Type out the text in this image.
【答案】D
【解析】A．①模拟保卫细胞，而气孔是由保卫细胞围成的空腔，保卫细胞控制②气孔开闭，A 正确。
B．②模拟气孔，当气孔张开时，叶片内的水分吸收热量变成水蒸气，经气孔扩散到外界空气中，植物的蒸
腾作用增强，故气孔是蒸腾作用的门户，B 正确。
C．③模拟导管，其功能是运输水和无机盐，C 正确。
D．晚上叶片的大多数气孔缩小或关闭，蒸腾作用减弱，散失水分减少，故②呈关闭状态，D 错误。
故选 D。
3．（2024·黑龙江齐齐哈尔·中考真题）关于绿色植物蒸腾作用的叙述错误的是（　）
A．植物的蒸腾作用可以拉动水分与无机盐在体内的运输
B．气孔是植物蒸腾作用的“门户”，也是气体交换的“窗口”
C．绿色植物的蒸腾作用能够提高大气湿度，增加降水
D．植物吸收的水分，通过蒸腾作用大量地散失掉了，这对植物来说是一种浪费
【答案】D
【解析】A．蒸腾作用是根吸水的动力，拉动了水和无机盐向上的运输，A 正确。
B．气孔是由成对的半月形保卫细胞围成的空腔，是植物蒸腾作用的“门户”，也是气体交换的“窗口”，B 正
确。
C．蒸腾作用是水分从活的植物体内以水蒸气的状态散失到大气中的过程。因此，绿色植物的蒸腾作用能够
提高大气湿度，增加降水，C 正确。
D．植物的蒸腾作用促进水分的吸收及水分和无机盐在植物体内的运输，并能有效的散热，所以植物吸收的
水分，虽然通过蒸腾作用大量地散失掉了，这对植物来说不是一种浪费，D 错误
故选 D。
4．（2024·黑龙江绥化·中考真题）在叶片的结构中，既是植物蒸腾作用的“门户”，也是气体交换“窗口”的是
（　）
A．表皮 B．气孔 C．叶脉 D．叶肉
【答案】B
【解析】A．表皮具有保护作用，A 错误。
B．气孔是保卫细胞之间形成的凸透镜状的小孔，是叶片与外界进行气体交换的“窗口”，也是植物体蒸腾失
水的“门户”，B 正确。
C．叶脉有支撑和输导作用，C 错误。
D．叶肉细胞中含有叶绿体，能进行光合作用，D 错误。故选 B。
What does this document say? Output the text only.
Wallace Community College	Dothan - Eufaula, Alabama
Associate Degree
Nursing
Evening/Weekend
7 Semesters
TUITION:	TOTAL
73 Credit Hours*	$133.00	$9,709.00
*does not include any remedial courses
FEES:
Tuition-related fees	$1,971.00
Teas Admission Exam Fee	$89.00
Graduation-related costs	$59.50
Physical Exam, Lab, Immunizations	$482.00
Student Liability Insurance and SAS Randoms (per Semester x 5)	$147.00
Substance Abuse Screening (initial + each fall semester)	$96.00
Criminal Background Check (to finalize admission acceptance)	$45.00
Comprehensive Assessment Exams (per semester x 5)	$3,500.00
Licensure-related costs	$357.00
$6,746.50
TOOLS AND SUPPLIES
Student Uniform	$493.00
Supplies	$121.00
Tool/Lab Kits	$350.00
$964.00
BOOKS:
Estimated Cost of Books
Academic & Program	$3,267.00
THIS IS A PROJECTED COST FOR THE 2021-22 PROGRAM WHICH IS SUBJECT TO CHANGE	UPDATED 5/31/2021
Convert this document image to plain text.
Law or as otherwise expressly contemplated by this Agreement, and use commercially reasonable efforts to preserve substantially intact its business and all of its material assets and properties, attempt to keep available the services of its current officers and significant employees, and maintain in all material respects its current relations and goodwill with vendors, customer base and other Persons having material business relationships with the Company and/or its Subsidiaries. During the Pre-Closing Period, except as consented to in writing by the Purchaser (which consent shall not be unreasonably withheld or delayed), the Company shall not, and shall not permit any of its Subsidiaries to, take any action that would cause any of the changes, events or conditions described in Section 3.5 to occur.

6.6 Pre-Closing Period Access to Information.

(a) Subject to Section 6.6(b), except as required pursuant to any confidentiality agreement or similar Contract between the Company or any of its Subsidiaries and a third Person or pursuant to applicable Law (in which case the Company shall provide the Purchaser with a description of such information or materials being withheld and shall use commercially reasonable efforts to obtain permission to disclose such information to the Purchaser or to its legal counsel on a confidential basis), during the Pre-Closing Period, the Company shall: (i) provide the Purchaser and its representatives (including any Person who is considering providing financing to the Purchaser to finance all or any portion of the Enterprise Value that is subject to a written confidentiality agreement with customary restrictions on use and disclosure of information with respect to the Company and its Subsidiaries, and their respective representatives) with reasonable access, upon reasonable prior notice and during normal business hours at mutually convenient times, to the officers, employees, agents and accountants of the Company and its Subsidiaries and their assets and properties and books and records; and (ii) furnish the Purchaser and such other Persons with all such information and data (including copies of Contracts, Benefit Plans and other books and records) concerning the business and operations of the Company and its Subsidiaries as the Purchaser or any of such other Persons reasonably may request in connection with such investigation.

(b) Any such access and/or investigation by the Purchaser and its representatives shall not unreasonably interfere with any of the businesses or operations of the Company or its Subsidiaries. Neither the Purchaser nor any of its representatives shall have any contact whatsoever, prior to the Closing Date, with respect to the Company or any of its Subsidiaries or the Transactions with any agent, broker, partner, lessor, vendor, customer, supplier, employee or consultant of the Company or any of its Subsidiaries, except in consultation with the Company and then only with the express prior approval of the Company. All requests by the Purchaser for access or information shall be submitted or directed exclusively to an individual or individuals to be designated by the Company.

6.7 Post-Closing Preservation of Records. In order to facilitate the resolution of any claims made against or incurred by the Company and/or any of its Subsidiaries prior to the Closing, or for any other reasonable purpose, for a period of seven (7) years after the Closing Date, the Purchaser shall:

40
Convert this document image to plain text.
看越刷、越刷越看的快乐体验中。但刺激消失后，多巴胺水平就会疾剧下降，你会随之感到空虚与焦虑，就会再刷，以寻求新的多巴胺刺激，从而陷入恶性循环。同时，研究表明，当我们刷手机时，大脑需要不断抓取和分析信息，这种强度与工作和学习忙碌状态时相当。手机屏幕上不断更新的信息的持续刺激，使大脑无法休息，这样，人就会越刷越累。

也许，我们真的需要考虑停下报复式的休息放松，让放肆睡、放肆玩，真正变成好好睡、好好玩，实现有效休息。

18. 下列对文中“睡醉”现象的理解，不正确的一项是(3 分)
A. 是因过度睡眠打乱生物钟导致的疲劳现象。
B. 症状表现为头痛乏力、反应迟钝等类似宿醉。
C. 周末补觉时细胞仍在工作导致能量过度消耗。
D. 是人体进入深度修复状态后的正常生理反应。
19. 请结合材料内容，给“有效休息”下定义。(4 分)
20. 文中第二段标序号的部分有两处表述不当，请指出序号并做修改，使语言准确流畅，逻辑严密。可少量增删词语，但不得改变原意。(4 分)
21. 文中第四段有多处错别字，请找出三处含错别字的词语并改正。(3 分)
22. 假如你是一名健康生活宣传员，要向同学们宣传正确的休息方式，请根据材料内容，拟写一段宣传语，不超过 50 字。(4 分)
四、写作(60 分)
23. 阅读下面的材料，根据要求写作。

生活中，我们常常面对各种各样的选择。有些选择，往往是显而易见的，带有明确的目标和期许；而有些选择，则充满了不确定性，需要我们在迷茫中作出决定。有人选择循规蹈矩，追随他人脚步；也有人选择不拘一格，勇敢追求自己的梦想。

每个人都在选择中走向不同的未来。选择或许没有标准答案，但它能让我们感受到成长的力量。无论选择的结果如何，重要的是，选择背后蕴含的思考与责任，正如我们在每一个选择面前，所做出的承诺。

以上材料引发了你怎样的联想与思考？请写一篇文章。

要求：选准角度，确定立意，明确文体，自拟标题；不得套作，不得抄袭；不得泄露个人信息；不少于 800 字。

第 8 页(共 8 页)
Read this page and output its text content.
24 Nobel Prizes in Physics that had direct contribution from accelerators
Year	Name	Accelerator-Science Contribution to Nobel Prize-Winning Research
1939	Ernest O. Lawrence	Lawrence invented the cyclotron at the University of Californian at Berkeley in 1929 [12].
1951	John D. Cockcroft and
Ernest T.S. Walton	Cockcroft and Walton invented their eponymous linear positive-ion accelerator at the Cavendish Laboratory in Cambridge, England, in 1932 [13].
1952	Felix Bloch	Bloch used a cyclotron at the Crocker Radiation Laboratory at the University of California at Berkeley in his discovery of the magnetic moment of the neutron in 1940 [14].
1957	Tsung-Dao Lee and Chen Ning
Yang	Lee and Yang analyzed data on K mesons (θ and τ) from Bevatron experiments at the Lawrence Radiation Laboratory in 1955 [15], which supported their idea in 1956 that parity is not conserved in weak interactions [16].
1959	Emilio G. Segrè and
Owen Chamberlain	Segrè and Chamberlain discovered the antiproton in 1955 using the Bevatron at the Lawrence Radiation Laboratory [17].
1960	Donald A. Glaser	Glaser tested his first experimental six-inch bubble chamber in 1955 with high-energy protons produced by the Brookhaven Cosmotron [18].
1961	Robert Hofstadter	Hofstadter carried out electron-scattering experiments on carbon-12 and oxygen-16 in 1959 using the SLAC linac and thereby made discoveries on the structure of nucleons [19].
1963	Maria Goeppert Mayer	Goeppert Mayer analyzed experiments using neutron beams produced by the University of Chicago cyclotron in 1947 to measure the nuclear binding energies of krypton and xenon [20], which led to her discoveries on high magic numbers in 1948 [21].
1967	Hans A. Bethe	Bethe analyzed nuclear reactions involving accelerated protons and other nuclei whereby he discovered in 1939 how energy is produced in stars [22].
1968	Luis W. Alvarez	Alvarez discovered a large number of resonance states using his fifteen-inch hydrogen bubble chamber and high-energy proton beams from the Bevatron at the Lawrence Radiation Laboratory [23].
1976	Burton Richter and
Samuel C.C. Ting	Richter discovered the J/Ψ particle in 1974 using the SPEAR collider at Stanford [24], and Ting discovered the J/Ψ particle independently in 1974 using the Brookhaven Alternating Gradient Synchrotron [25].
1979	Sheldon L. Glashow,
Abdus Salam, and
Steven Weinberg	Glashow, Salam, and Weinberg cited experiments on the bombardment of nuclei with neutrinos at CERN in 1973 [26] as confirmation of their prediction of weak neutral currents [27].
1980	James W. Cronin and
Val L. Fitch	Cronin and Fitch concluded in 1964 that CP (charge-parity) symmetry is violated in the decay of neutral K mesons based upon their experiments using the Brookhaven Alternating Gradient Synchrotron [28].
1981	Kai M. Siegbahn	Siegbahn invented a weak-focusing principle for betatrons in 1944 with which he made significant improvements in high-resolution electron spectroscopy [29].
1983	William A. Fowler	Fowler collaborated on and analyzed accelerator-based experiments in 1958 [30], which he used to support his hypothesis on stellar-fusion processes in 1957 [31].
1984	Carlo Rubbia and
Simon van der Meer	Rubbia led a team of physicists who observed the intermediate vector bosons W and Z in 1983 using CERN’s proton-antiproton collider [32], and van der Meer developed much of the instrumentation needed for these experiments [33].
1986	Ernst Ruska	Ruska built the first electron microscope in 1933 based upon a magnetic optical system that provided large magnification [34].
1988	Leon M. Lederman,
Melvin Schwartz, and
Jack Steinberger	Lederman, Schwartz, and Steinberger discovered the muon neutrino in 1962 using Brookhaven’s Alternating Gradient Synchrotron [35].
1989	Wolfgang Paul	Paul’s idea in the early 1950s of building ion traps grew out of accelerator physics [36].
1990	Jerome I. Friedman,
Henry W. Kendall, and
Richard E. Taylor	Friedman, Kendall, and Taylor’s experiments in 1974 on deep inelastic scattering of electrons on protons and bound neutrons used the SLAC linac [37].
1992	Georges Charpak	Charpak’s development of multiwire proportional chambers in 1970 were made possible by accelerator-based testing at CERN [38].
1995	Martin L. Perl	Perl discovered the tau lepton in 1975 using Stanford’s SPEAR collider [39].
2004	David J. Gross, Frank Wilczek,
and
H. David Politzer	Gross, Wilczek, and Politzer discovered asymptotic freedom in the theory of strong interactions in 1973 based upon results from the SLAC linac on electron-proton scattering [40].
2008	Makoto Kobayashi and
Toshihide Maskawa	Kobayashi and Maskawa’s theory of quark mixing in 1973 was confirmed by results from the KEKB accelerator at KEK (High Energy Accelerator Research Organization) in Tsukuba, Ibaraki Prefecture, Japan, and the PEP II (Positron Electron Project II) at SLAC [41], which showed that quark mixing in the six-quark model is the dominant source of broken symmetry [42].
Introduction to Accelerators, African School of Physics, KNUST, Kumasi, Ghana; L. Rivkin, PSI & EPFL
··········
*What is asked*
Scan the listing above and copy all lines containing the word "magnetic".

*Written answer*
1952	Felix Bloch	Bloch used a cyclotron at the Crocker Radiation Laboratory at the University of California at Berkeley in his discovery of the magnetic moment of the neutron in 1940 [14].
1986	Ernst Ruska	Ruska built the first electron microscope in 1933 based upon a magnetic optical system that provided large magnification [34].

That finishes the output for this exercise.